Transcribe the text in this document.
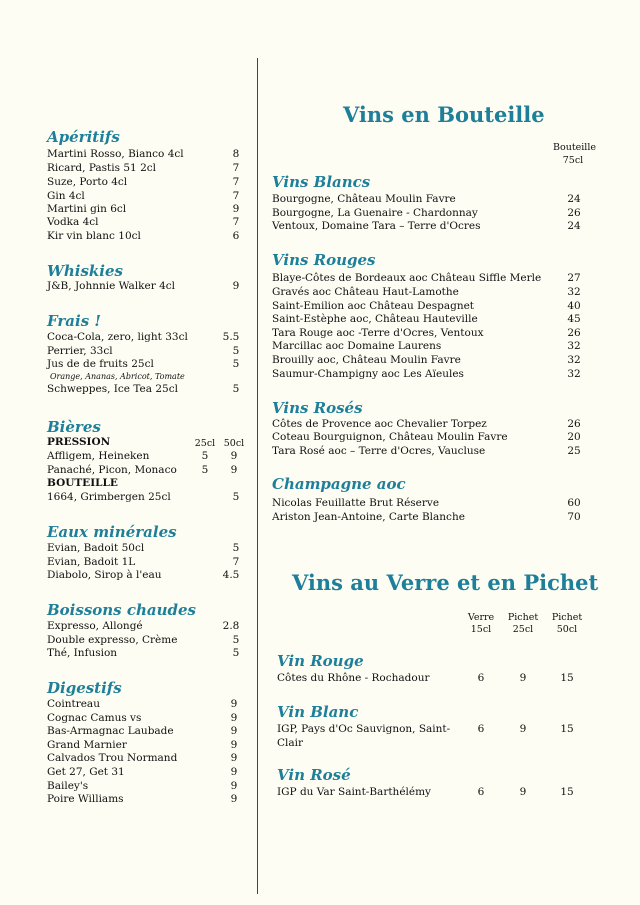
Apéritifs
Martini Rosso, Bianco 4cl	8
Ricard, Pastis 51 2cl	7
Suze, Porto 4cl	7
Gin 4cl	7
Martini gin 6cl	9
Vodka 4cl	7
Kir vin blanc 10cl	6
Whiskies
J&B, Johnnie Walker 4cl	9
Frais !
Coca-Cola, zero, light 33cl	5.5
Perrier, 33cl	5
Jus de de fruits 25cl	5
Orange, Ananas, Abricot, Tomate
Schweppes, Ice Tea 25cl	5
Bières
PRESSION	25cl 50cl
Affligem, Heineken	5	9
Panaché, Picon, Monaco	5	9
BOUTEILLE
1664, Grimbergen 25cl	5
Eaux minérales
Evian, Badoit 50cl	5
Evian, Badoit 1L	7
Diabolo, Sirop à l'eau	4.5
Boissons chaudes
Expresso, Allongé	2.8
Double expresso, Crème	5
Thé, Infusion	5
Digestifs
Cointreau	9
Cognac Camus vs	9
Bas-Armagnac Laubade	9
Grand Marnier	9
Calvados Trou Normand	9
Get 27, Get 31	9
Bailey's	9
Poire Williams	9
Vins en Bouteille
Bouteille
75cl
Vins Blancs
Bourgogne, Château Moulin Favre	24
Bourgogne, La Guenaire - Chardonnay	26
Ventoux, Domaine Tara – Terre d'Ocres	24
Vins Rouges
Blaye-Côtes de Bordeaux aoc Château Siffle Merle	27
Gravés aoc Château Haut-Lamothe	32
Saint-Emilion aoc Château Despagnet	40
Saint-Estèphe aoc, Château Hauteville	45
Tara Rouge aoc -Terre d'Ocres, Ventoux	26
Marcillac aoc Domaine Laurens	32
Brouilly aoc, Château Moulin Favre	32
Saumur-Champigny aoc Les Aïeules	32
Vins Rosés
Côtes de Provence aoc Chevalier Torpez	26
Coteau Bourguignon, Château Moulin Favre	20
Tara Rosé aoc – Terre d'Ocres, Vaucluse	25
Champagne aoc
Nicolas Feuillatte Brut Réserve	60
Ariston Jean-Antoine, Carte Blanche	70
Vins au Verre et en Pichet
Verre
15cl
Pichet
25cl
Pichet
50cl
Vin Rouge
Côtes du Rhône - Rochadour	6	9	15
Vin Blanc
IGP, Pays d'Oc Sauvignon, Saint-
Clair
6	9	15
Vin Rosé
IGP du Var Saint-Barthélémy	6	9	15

===============

EXERCISE
Report how many lines of the preceding records include "Tara". Output the number only.

RESPONSE TO THIS EXERCISE
3